*Work to complete*
Examine the records and identify each line that includes the string "Cultural". Copy those lines.

*Records*
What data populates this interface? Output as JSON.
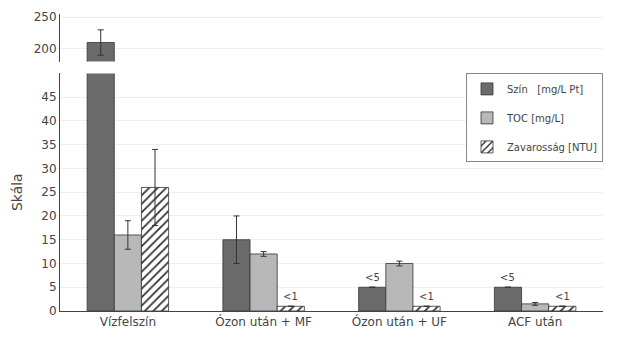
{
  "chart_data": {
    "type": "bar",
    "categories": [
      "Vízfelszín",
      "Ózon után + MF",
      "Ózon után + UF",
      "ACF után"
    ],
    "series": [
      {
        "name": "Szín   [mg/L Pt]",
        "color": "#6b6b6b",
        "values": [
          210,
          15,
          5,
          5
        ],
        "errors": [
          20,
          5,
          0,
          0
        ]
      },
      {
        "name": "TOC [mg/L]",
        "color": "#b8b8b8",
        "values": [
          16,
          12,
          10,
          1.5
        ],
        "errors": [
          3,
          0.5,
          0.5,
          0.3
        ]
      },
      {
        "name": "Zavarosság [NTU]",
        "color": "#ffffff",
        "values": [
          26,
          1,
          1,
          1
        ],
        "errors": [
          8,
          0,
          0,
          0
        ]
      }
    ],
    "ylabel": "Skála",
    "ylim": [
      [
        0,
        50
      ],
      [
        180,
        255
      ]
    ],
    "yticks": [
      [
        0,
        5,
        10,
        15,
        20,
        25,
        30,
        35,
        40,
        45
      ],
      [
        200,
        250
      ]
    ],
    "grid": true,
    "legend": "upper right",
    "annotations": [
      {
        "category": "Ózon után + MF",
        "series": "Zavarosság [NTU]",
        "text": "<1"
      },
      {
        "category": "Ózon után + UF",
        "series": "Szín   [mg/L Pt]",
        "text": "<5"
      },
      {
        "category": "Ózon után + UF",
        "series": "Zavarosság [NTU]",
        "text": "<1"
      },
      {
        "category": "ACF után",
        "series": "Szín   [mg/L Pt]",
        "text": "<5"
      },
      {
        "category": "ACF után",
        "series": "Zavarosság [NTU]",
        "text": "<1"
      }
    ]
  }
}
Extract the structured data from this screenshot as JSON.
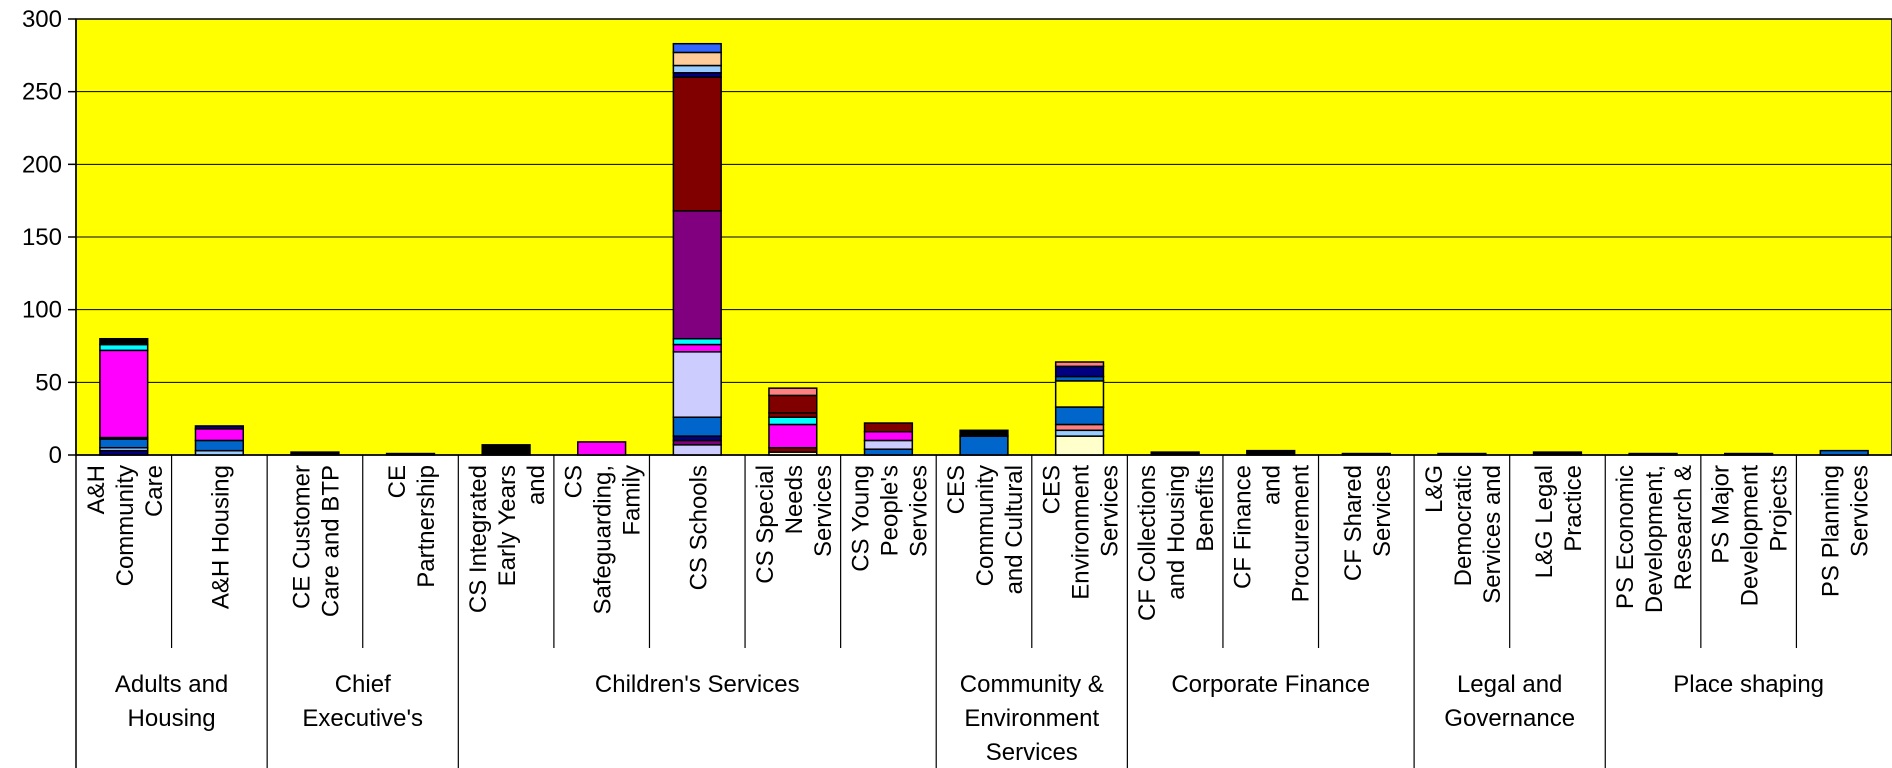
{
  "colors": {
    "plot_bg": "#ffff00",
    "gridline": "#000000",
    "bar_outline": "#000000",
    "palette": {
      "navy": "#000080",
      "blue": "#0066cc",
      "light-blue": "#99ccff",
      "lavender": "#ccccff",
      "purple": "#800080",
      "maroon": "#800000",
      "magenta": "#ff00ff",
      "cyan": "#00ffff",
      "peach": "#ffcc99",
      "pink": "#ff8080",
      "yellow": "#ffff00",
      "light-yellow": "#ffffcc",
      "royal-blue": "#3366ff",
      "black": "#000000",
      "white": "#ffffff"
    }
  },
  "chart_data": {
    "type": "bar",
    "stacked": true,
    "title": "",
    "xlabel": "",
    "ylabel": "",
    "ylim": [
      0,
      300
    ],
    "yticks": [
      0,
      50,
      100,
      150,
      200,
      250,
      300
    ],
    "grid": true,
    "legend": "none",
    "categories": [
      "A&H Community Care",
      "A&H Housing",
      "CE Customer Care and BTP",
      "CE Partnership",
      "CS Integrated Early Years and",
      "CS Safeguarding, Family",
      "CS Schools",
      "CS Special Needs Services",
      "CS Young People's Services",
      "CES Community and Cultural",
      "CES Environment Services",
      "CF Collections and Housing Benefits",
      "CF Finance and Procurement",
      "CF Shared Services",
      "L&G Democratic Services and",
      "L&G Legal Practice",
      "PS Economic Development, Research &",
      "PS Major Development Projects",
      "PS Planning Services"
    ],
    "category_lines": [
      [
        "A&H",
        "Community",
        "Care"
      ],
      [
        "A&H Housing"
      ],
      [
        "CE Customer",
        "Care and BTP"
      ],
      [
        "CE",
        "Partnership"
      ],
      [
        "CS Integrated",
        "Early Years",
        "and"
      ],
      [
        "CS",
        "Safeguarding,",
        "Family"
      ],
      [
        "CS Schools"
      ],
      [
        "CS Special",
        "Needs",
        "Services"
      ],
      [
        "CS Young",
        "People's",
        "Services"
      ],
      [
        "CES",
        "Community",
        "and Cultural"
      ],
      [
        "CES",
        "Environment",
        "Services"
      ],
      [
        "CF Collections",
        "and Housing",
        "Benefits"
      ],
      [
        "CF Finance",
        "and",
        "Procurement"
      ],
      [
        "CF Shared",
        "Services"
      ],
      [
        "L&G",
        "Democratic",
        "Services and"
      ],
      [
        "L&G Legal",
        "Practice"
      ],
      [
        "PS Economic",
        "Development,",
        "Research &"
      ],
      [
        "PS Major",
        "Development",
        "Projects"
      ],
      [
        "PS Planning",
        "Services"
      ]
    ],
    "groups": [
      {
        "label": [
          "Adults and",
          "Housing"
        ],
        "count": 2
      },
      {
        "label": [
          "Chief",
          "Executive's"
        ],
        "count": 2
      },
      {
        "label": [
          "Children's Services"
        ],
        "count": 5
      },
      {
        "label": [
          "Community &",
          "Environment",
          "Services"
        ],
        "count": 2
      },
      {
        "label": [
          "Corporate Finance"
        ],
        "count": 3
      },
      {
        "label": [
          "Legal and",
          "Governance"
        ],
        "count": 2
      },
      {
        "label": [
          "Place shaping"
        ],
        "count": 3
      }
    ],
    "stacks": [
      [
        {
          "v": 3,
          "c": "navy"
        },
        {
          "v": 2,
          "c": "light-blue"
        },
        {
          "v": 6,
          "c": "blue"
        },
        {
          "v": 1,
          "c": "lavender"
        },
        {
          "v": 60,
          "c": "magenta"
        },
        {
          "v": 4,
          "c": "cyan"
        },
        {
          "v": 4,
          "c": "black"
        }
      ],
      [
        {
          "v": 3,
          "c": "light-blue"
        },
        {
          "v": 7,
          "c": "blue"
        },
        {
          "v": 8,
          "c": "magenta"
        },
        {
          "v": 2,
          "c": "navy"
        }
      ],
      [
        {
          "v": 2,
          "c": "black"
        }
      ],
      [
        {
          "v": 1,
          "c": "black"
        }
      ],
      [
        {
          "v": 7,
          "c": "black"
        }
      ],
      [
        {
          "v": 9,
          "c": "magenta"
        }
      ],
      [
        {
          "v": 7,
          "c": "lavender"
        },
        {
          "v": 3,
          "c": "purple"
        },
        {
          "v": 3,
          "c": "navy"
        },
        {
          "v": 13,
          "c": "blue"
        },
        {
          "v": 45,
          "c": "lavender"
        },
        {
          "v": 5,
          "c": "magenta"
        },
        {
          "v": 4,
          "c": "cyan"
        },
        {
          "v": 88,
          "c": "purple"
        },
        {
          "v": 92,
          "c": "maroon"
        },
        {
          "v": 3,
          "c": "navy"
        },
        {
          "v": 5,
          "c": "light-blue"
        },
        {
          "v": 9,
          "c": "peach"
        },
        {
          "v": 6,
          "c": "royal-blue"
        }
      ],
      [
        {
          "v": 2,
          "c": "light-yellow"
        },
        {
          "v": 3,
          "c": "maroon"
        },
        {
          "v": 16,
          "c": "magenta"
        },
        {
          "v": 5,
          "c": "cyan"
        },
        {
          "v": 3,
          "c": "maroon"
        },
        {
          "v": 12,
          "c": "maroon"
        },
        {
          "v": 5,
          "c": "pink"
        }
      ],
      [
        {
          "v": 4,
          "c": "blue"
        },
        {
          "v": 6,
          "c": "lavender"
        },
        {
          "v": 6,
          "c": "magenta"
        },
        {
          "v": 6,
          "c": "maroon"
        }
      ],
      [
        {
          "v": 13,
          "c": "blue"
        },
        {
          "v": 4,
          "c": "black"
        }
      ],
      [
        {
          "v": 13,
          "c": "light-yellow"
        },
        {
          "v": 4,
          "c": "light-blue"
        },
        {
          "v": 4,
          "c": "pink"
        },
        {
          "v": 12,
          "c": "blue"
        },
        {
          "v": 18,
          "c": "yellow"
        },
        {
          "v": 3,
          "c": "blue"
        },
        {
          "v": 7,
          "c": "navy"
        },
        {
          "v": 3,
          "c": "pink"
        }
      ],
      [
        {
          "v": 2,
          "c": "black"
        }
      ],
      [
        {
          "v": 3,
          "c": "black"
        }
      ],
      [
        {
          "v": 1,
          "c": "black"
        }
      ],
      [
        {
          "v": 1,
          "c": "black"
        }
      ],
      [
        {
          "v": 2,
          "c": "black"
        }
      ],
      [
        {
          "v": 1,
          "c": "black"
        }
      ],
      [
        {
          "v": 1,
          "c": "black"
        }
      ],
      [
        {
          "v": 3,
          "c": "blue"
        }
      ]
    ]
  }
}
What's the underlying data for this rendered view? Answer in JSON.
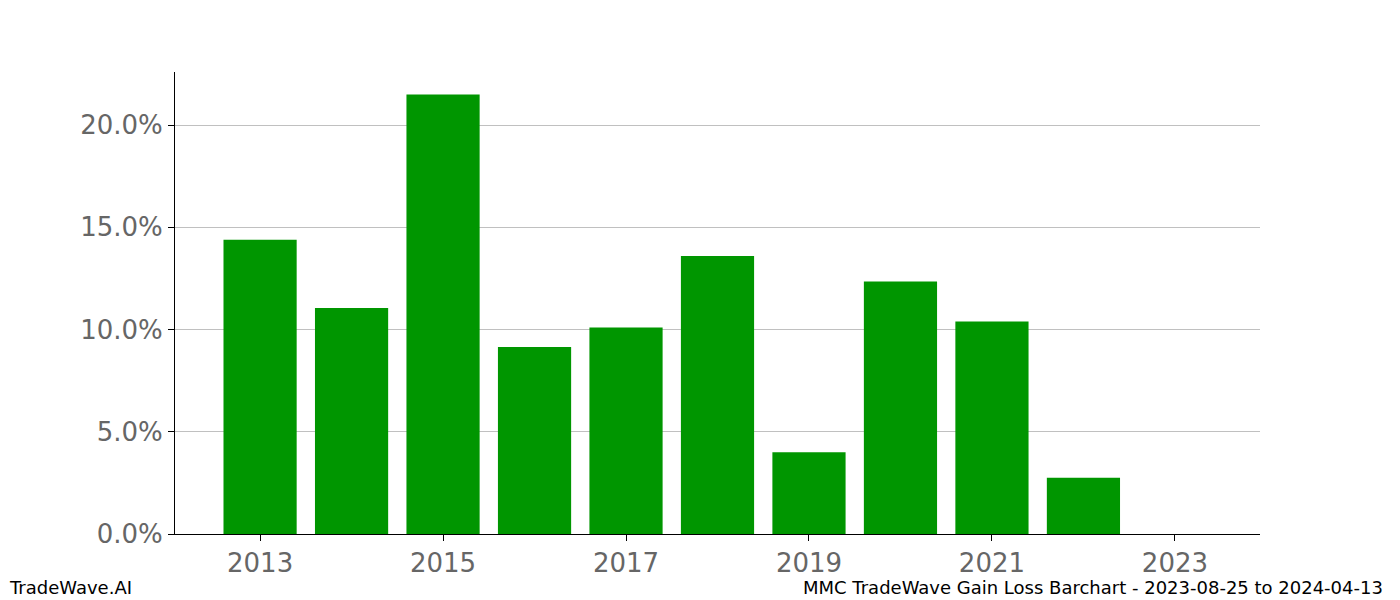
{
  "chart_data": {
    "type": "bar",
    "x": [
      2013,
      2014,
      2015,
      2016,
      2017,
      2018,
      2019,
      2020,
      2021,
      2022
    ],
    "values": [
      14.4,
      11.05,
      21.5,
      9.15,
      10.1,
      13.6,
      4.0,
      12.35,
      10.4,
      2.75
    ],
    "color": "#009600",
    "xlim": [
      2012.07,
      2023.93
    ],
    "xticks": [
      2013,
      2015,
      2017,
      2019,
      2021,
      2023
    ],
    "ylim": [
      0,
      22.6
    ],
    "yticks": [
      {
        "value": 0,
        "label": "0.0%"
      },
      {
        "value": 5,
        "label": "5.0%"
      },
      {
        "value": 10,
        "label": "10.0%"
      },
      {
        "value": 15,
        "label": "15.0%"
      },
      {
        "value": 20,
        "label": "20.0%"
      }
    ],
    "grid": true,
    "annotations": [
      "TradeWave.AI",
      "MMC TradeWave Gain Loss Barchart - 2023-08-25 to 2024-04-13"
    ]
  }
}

*The output*
      "CES Community and Cultural",
        "and Cultural"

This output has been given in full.